Problem statement
Search the records for the word "JSON" and pick out every line that has it.

Extracts from a graphics dataset:

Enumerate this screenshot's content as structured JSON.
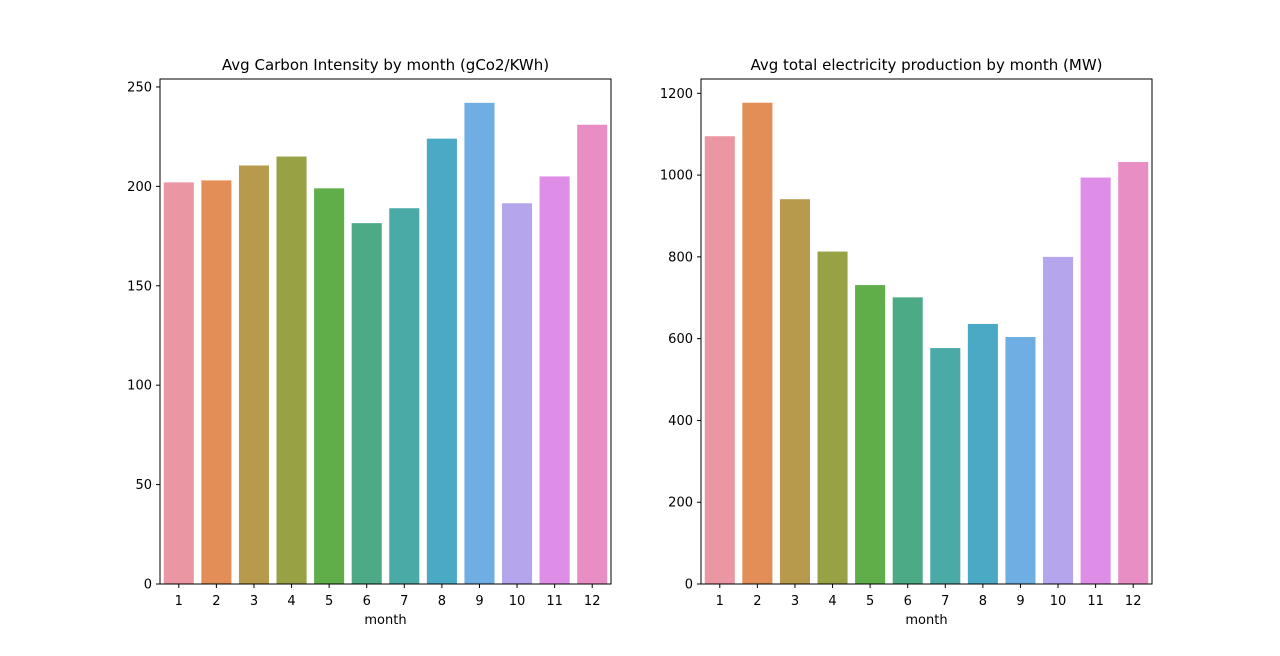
{
  "chart_data": [
    {
      "type": "bar",
      "title": "Avg Carbon Intensity by month (gCo2/KWh)",
      "xlabel": "month",
      "ylabel": "",
      "ylim": [
        0,
        254
      ],
      "yticks": [
        0,
        50,
        100,
        150,
        200,
        250
      ],
      "categories": [
        "1",
        "2",
        "3",
        "4",
        "5",
        "6",
        "7",
        "8",
        "9",
        "10",
        "11",
        "12"
      ],
      "values": [
        202,
        203,
        210.5,
        215,
        199,
        181.5,
        189,
        224,
        242,
        191.5,
        205,
        231
      ],
      "colors": [
        "#ea96a3",
        "#e28e56",
        "#b79a4c",
        "#98a144",
        "#5fae4a",
        "#4cab86",
        "#4aaba6",
        "#4aa9c5",
        "#6eaee2",
        "#b5a5ec",
        "#df8ee8",
        "#e98ec5"
      ],
      "grid": false
    },
    {
      "type": "bar",
      "title": "Avg total electricity production by month (MW)",
      "xlabel": "month",
      "ylabel": "",
      "ylim": [
        0,
        1235
      ],
      "yticks": [
        0,
        200,
        400,
        600,
        800,
        1000,
        1200
      ],
      "categories": [
        "1",
        "2",
        "3",
        "4",
        "5",
        "6",
        "7",
        "8",
        "9",
        "10",
        "11",
        "12"
      ],
      "values": [
        1095,
        1177,
        941,
        813,
        731,
        701,
        577,
        636,
        604,
        800,
        994,
        1032
      ],
      "colors": [
        "#ea96a3",
        "#e28e56",
        "#b79a4c",
        "#98a144",
        "#5fae4a",
        "#4cab86",
        "#4aaba6",
        "#4aa9c5",
        "#6eaee2",
        "#b5a5ec",
        "#df8ee8",
        "#e98ec5"
      ],
      "grid": false
    }
  ]
}
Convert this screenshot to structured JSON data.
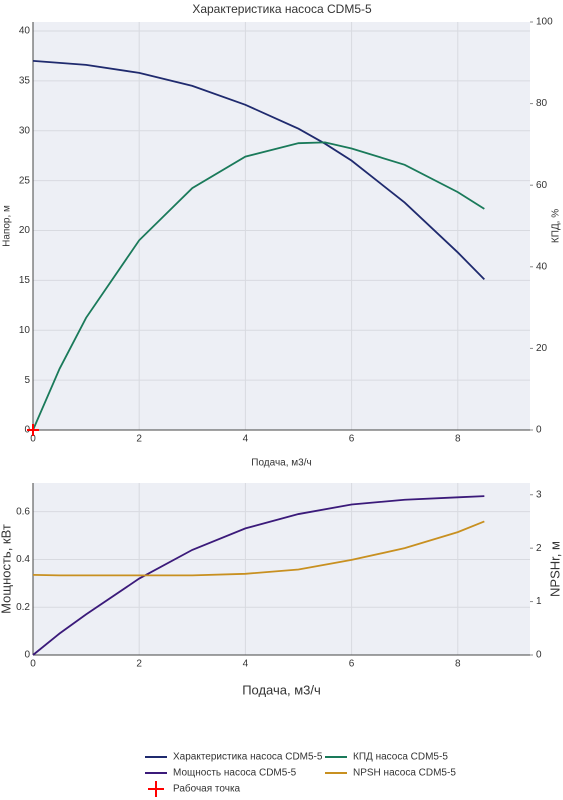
{
  "chart_data": [
    {
      "type": "line",
      "title": "Характеристика насоса CDM5-5",
      "x_label": "Подача, м3/ч",
      "y_label": "Напор, м",
      "y2_label": "КПД, %",
      "x": [
        0,
        0.5,
        1,
        2,
        3,
        4,
        5,
        5.5,
        6,
        7,
        8,
        8.5
      ],
      "series": [
        {
          "name": "Характеристика насоса CDM5-5",
          "color": "#1f2a6e",
          "values": [
            37,
            36.8,
            36.6,
            35.8,
            34.5,
            32.6,
            30.2,
            28.7,
            27,
            22.8,
            17.8,
            15.1
          ]
        },
        {
          "name": "КПД насоса CDM5-5",
          "color": "#1a7a5a",
          "axis": "y2",
          "values": [
            0,
            15,
            27.5,
            46.5,
            59.3,
            67,
            70.3,
            70.5,
            69,
            65,
            58.3,
            54.2
          ]
        },
        {
          "name": "Рабочая точка",
          "color": "#ff0000",
          "marker": "cross",
          "x": [
            0
          ],
          "values": [
            0
          ]
        }
      ],
      "xlim": [
        0,
        9.36
      ],
      "xticks": [
        0,
        2,
        4,
        6,
        8
      ],
      "ylim": [
        0,
        40.9
      ],
      "yticks": [
        0,
        5,
        10,
        15,
        20,
        25,
        30,
        35,
        40
      ],
      "y2lim": [
        0,
        100
      ],
      "y2ticks": [
        0,
        20,
        40,
        60,
        80,
        100
      ],
      "grid": true
    },
    {
      "type": "line",
      "x_label": "Подача, м3/ч",
      "y_label": "Мощность, кВт",
      "y2_label": "NPSHr, м",
      "x": [
        0,
        0.5,
        1,
        2,
        3,
        4,
        5,
        6,
        7,
        8,
        8.5
      ],
      "series": [
        {
          "name": "Мощность насоса CDM5-5",
          "color": "#3b1a7a",
          "values": [
            0,
            0.09,
            0.17,
            0.32,
            0.44,
            0.53,
            0.59,
            0.63,
            0.65,
            0.66,
            0.665
          ]
        },
        {
          "name": "NPSH насоса CDM5-5",
          "color": "#c89020",
          "axis": "y2",
          "values": [
            1.5,
            1.49,
            1.49,
            1.49,
            1.49,
            1.52,
            1.6,
            1.78,
            2.0,
            2.3,
            2.5
          ]
        }
      ],
      "xlim": [
        0,
        9.36
      ],
      "xticks": [
        0,
        2,
        4,
        6,
        8
      ],
      "ylim": [
        0,
        0.72
      ],
      "yticks": [
        0,
        0.2,
        0.4,
        0.6
      ],
      "y2lim": [
        0,
        3.22
      ],
      "y2ticks": [
        0,
        1,
        2,
        3
      ],
      "grid": true
    }
  ]
}
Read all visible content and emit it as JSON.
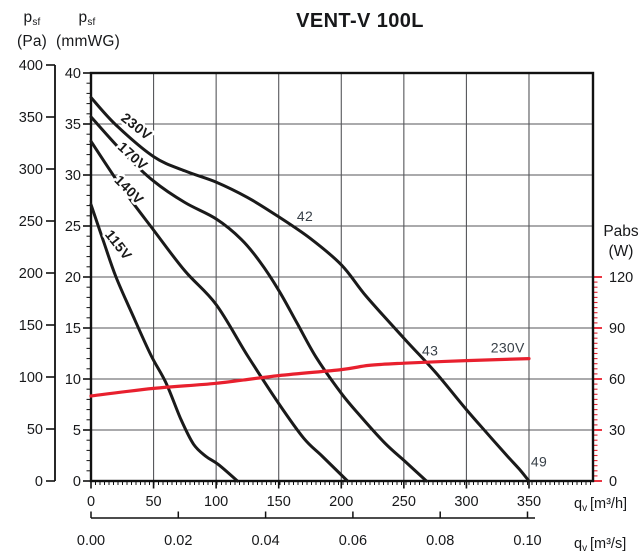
{
  "title": "VENT-V 100L",
  "labels": {
    "p_symbol": "p",
    "p_sub": "sf",
    "pa_unit": "(Pa)",
    "mmwg_unit": "(mmWG)",
    "pabs_name": "Pabs",
    "pabs_unit": "(W)",
    "q_symbol": "q",
    "q_sub": "v",
    "qh_bracket": "[m³/h]",
    "qs_bracket": "[m³/s]"
  },
  "colors": {
    "accent_red": "#e8202e",
    "curve_black": "#1a1a1a",
    "grid_gray": "#55565a"
  },
  "chart_data": {
    "type": "line",
    "title": "VENT-V 100L",
    "grid": true,
    "x_axis": {
      "label": "qv",
      "units_primary": "m³/h",
      "range": [
        0,
        401
      ],
      "ticks": [
        0,
        50,
        100,
        150,
        200,
        250,
        300,
        350
      ],
      "units_secondary": "m³/s",
      "secondary_ticks": [
        "0.00",
        "0.02",
        "0.04",
        "0.06",
        "0.08",
        "0.10"
      ]
    },
    "y_axis_left": {
      "label": "psf",
      "units": [
        "Pa",
        "mmWG"
      ],
      "pa_range": [
        0,
        400
      ],
      "pa_ticks": [
        0,
        50,
        100,
        150,
        200,
        250,
        300,
        350,
        400
      ],
      "mmwg_range": [
        0,
        40
      ],
      "mmwg_ticks": [
        0,
        5,
        10,
        15,
        20,
        25,
        30,
        35,
        40
      ]
    },
    "y_axis_right": {
      "label": "Pabs",
      "units": "W",
      "ticks": [
        0,
        30,
        60,
        90,
        120
      ],
      "scale_note": "30 W per 5 mmWG gridline",
      "color": "#e8202e"
    },
    "series": [
      {
        "name": "230V",
        "kind": "pressure",
        "color": "#1a1a1a",
        "points": [
          [
            0,
            37.6
          ],
          [
            20,
            34.9
          ],
          [
            50,
            31.8
          ],
          [
            75,
            30.4
          ],
          [
            100,
            29.3
          ],
          [
            125,
            27.8
          ],
          [
            150,
            25.9
          ],
          [
            175,
            23.8
          ],
          [
            200,
            21.2
          ],
          [
            220,
            18.1
          ],
          [
            250,
            14.0
          ],
          [
            275,
            10.7
          ],
          [
            300,
            7.0
          ],
          [
            320,
            4.2
          ],
          [
            333,
            2.4
          ],
          [
            342,
            1.2
          ],
          [
            350,
            0
          ]
        ]
      },
      {
        "name": "170V",
        "kind": "pressure",
        "color": "#1a1a1a",
        "points": [
          [
            0,
            35.7
          ],
          [
            25,
            32.3
          ],
          [
            50,
            29.4
          ],
          [
            75,
            27.3
          ],
          [
            100,
            25.7
          ],
          [
            120,
            23.7
          ],
          [
            135,
            21.5
          ],
          [
            150,
            18.7
          ],
          [
            165,
            15.4
          ],
          [
            180,
            12.1
          ],
          [
            200,
            8.6
          ],
          [
            215,
            6.4
          ],
          [
            235,
            3.7
          ],
          [
            252,
            1.8
          ],
          [
            268,
            0
          ]
        ]
      },
      {
        "name": "140V",
        "kind": "pressure",
        "color": "#1a1a1a",
        "points": [
          [
            0,
            33.3
          ],
          [
            25,
            28.7
          ],
          [
            50,
            24.6
          ],
          [
            75,
            20.6
          ],
          [
            100,
            17.3
          ],
          [
            125,
            12.3
          ],
          [
            150,
            7.6
          ],
          [
            170,
            4.2
          ],
          [
            185,
            2.4
          ],
          [
            205,
            0
          ]
        ]
      },
      {
        "name": "115V",
        "kind": "pressure",
        "color": "#1a1a1a",
        "points": [
          [
            0,
            27.1
          ],
          [
            10,
            23.5
          ],
          [
            20,
            20.0
          ],
          [
            35,
            15.8
          ],
          [
            48,
            12.3
          ],
          [
            60,
            9.6
          ],
          [
            72,
            6.0
          ],
          [
            82,
            3.6
          ],
          [
            92,
            2.4
          ],
          [
            102,
            1.6
          ],
          [
            117,
            0
          ]
        ]
      },
      {
        "name": "230V",
        "kind": "power",
        "color": "#e8202e",
        "points": [
          [
            0,
            50
          ],
          [
            50,
            54.5
          ],
          [
            100,
            57.5
          ],
          [
            150,
            62
          ],
          [
            200,
            65.5
          ],
          [
            222,
            68
          ],
          [
            250,
            69.3
          ],
          [
            300,
            70.8
          ],
          [
            350,
            72
          ]
        ]
      }
    ],
    "annotations": [
      {
        "text": "42",
        "q": 171,
        "p_mmwg": 26.0
      },
      {
        "text": "43",
        "q": 271,
        "p_mmwg": 12.8
      },
      {
        "text": "49",
        "q": 358,
        "p_mmwg": 1.9
      },
      {
        "text": "230V",
        "q": 333,
        "p_mmwg": 13.1,
        "color": "#e8202e",
        "size": 16
      }
    ],
    "curve_labels": [
      {
        "text": "230V",
        "q": 36,
        "p_mmwg": 34.7,
        "angle": 38
      },
      {
        "text": "170V",
        "q": 33,
        "p_mmwg": 31.8,
        "angle": 42
      },
      {
        "text": "140V",
        "q": 30,
        "p_mmwg": 28.5,
        "angle": 45
      },
      {
        "text": "115V",
        "q": 21.5,
        "p_mmwg": 23.1,
        "angle": 52
      }
    ]
  }
}
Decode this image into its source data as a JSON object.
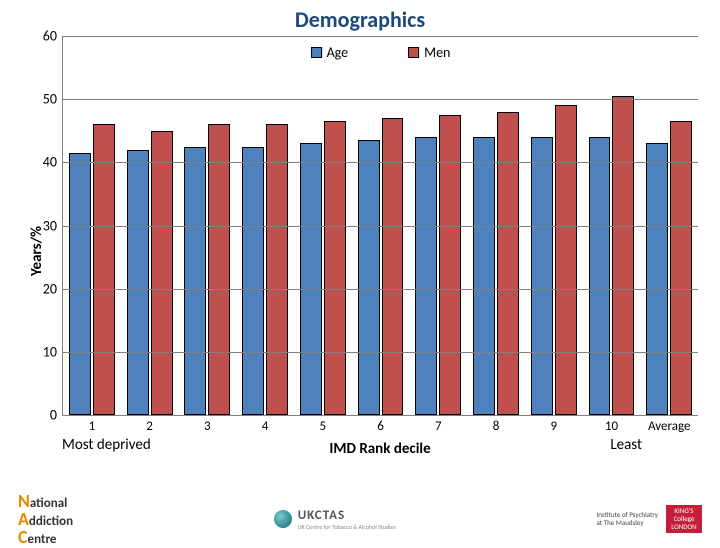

The response
Enumerate this screenshot's content as structured JSON.
Convert this screenshot to structured JSON data.
Read all visible content and emit it as JSON.
Decode this image into its source data as a JSON object.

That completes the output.